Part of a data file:
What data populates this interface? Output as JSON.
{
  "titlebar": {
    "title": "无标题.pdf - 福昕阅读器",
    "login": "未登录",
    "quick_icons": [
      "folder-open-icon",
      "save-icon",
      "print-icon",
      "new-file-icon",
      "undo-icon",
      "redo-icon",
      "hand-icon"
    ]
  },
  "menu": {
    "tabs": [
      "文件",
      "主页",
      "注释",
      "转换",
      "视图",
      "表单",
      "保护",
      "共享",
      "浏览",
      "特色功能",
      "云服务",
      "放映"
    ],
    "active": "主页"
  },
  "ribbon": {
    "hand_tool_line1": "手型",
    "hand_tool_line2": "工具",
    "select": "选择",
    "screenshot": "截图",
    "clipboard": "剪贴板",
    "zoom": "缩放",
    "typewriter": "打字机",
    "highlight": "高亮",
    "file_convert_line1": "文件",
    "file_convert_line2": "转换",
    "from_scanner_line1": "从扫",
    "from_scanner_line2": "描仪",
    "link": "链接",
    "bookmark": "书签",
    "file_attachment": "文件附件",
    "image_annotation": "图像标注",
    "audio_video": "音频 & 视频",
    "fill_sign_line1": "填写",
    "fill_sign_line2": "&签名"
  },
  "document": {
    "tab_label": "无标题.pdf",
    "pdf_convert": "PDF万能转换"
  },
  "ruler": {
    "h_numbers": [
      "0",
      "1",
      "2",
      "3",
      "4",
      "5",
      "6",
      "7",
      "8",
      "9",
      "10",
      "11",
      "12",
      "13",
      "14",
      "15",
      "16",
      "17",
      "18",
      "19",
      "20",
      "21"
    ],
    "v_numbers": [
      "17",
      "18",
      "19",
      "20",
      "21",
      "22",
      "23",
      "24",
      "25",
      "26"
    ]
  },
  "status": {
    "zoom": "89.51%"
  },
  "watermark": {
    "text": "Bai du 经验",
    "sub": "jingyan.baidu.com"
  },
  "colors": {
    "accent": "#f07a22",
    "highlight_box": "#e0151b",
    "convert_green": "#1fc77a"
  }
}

◆ **Exercise brief**
Copy each record from above without leaving any out.

◆ **Solution to this exercise**
What data populates this interface? Output as JSON.
{
  "titlebar": {
    "title": "无标题.pdf - 福昕阅读器",
    "login": "未登录",
    "quick_icons": [
      "folder-open-icon",
      "save-icon",
      "print-icon",
      "new-file-icon",
      "undo-icon",
      "redo-icon",
      "hand-icon"
    ]
  },
  "menu": {
    "tabs": [
      "文件",
      "主页",
      "注释",
      "转换",
      "视图",
      "表单",
      "保护",
      "共享",
      "浏览",
      "特色功能",
      "云服务",
      "放映"
    ],
    "active": "主页"
  },
  "ribbon": {
    "hand_tool_line1": "手型",
    "hand_tool_line2": "工具",
    "select": "选择",
    "screenshot": "截图",
    "clipboard": "剪贴板",
    "zoom": "缩放",
    "typewriter": "打字机",
    "highlight": "高亮",
    "file_convert_line1": "文件",
    "file_convert_line2": "转换",
    "from_scanner_line1": "从扫",
    "from_scanner_line2": "描仪",
    "link": "链接",
    "bookmark": "书签",
    "file_attachment": "文件附件",
    "image_annotation": "图像标注",
    "audio_video": "音频 & 视频",
    "fill_sign_line1": "填写",
    "fill_sign_line2": "&签名"
  },
  "document": {
    "tab_label": "无标题.pdf",
    "pdf_convert": "PDF万能转换"
  },
  "ruler": {
    "h_numbers": [
      "0",
      "1",
      "2",
      "3",
      "4",
      "5",
      "6",
      "7",
      "8",
      "9",
      "10",
      "11",
      "12",
      "13",
      "14",
      "15",
      "16",
      "17",
      "18",
      "19",
      "20",
      "21"
    ],
    "v_numbers": [
      "17",
      "18",
      "19",
      "20",
      "21",
      "22",
      "23",
      "24",
      "25",
      "26"
    ]
  },
  "status": {
    "zoom": "89.51%"
  },
  "watermark": {
    "text": "Bai du 经验",
    "sub": "jingyan.baidu.com"
  },
  "colors": {
    "accent": "#f07a22",
    "highlight_box": "#e0151b",
    "convert_green": "#1fc77a"
  }
}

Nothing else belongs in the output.